# TASK GOAL:
Copy each line that has the string "mission" somewhere in it.
── MATERIAL PROVIDED
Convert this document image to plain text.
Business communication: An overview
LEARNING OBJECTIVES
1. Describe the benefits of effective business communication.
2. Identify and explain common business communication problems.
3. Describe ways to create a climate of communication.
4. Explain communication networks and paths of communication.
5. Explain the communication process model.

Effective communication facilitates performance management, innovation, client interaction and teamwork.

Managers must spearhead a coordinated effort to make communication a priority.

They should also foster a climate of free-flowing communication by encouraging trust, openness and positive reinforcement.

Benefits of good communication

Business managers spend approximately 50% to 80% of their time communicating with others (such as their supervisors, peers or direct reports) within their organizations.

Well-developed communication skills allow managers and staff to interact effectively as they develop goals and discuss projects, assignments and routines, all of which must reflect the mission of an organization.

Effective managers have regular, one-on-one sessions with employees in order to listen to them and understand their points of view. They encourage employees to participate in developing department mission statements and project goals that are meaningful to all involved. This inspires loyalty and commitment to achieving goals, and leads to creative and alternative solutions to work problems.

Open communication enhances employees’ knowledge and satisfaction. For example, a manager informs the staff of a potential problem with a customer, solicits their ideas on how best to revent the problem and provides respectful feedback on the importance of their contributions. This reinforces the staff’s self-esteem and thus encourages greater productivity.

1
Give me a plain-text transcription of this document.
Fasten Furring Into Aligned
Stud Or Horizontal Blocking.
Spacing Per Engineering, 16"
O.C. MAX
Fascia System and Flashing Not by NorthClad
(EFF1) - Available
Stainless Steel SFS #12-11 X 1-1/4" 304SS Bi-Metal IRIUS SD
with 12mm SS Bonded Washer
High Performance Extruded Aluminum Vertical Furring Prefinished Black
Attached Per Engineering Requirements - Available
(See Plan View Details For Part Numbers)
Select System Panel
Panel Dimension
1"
────
# REPLY:
Well-developed communication skills allow managers and staff to interact effectively as they develop goals and discuss projects, assignments and routines, all of which must reflect the mission of an organization.
Effective managers have regular, one-on-one sessions with employees in order to listen to them and understand their points of view. They encourage employees to participate in developing department mission statements and project goals that are meaningful to all involved. This inspires loyalty and commitment to achieving goals, and leads to creative and alternative solutions to work problems.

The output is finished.